The records that follow must be repeated verbatim, every one of them.

MATERIAL FOR THE TASK =>
○ ○ ○

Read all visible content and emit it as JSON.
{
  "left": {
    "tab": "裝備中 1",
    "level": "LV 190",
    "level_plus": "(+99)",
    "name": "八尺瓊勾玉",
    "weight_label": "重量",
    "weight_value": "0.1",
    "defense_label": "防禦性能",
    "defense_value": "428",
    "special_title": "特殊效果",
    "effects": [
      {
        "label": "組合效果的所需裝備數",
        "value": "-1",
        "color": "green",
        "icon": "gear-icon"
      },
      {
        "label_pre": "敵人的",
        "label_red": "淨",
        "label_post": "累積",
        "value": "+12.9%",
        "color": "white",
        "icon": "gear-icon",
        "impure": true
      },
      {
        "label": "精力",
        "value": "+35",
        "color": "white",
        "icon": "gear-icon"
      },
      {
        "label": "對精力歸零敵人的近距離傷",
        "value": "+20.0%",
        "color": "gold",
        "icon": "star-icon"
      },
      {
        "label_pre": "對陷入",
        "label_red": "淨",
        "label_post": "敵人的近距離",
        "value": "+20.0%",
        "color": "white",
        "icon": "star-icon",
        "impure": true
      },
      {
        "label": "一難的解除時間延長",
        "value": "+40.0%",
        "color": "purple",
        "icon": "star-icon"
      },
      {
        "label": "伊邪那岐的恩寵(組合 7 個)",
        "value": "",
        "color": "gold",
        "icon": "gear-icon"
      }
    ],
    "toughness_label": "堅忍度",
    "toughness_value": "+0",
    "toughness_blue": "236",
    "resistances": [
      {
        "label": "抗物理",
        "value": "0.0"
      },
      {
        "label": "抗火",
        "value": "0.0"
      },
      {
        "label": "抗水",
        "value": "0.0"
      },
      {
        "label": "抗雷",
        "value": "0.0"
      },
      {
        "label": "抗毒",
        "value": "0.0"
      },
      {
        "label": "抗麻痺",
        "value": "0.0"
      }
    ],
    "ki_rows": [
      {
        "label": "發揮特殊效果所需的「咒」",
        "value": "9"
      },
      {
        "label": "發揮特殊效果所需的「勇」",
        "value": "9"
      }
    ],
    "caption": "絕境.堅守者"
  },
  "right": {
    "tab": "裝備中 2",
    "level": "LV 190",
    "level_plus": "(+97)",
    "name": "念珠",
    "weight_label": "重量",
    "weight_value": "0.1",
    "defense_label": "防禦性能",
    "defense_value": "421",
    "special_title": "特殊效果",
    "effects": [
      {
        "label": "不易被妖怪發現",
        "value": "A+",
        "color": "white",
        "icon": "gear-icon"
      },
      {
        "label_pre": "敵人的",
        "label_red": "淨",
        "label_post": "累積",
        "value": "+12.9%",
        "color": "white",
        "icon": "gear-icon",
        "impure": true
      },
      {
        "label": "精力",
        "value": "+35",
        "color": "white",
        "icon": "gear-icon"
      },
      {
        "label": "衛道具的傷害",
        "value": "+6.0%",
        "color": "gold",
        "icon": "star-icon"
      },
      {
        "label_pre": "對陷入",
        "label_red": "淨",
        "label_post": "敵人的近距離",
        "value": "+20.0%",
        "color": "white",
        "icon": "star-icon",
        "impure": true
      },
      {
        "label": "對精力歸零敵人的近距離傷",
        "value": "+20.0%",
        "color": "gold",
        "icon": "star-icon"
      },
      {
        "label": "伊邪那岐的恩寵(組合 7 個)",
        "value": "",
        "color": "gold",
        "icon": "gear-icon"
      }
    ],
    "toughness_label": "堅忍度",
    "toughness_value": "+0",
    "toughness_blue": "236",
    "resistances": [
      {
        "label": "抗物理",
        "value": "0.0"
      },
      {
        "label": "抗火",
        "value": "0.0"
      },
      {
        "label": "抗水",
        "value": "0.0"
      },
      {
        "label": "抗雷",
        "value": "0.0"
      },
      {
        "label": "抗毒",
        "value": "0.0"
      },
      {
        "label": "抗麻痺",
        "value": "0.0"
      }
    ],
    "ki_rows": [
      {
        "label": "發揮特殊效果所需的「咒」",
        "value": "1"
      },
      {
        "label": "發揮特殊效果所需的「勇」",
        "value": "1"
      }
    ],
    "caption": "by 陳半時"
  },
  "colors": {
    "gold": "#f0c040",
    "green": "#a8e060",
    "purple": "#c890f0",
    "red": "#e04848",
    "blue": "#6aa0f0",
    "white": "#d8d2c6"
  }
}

○ ○ ○

FINAL ANSWER =>
Read all visible content and emit it as JSON.
{
  "left": {
    "tab": "裝備中 1",
    "level": "LV 190",
    "level_plus": "(+99)",
    "name": "八尺瓊勾玉",
    "weight_label": "重量",
    "weight_value": "0.1",
    "defense_label": "防禦性能",
    "defense_value": "428",
    "special_title": "特殊效果",
    "effects": [
      {
        "label": "組合效果的所需裝備數",
        "value": "-1",
        "color": "green",
        "icon": "gear-icon"
      },
      {
        "label_pre": "敵人的",
        "label_red": "淨",
        "label_post": "累積",
        "value": "+12.9%",
        "color": "white",
        "icon": "gear-icon",
        "impure": true
      },
      {
        "label": "精力",
        "value": "+35",
        "color": "white",
        "icon": "gear-icon"
      },
      {
        "label": "對精力歸零敵人的近距離傷",
        "value": "+20.0%",
        "color": "gold",
        "icon": "star-icon"
      },
      {
        "label_pre": "對陷入",
        "label_red": "淨",
        "label_post": "敵人的近距離",
        "value": "+20.0%",
        "color": "white",
        "icon": "star-icon",
        "impure": true
      },
      {
        "label": "一難的解除時間延長",
        "value": "+40.0%",
        "color": "purple",
        "icon": "star-icon"
      },
      {
        "label": "伊邪那岐的恩寵(組合 7 個)",
        "value": "",
        "color": "gold",
        "icon": "gear-icon"
      }
    ],
    "toughness_label": "堅忍度",
    "toughness_value": "+0",
    "toughness_blue": "236",
    "resistances": [
      {
        "label": "抗物理",
        "value": "0.0"
      },
      {
        "label": "抗火",
        "value": "0.0"
      },
      {
        "label": "抗水",
        "value": "0.0"
      },
      {
        "label": "抗雷",
        "value": "0.0"
      },
      {
        "label": "抗毒",
        "value": "0.0"
      },
      {
        "label": "抗麻痺",
        "value": "0.0"
      }
    ],
    "ki_rows": [
      {
        "label": "發揮特殊效果所需的「咒」",
        "value": "9"
      },
      {
        "label": "發揮特殊效果所需的「勇」",
        "value": "9"
      }
    ],
    "caption": "絕境.堅守者"
  },
  "right": {
    "tab": "裝備中 2",
    "level": "LV 190",
    "level_plus": "(+97)",
    "name": "念珠",
    "weight_label": "重量",
    "weight_value": "0.1",
    "defense_label": "防禦性能",
    "defense_value": "421",
    "special_title": "特殊效果",
    "effects": [
      {
        "label": "不易被妖怪發現",
        "value": "A+",
        "color": "white",
        "icon": "gear-icon"
      },
      {
        "label_pre": "敵人的",
        "label_red": "淨",
        "label_post": "累積",
        "value": "+12.9%",
        "color": "white",
        "icon": "gear-icon",
        "impure": true
      },
      {
        "label": "精力",
        "value": "+35",
        "color": "white",
        "icon": "gear-icon"
      },
      {
        "label": "衛道具的傷害",
        "value": "+6.0%",
        "color": "gold",
        "icon": "star-icon"
      },
      {
        "label_pre": "對陷入",
        "label_red": "淨",
        "label_post": "敵人的近距離",
        "value": "+20.0%",
        "color": "white",
        "icon": "star-icon",
        "impure": true
      },
      {
        "label": "對精力歸零敵人的近距離傷",
        "value": "+20.0%",
        "color": "gold",
        "icon": "star-icon"
      },
      {
        "label": "伊邪那岐的恩寵(組合 7 個)",
        "value": "",
        "color": "gold",
        "icon": "gear-icon"
      }
    ],
    "toughness_label": "堅忍度",
    "toughness_value": "+0",
    "toughness_blue": "236",
    "resistances": [
      {
        "label": "抗物理",
        "value": "0.0"
      },
      {
        "label": "抗火",
        "value": "0.0"
      },
      {
        "label": "抗水",
        "value": "0.0"
      },
      {
        "label": "抗雷",
        "value": "0.0"
      },
      {
        "label": "抗毒",
        "value": "0.0"
      },
      {
        "label": "抗麻痺",
        "value": "0.0"
      }
    ],
    "ki_rows": [
      {
        "label": "發揮特殊效果所需的「咒」",
        "value": "1"
      },
      {
        "label": "發揮特殊效果所需的「勇」",
        "value": "1"
      }
    ],
    "caption": "by 陳半時"
  },
  "colors": {
    "gold": "#f0c040",
    "green": "#a8e060",
    "purple": "#c890f0",
    "red": "#e04848",
    "blue": "#6aa0f0",
    "white": "#d8d2c6"
  }
}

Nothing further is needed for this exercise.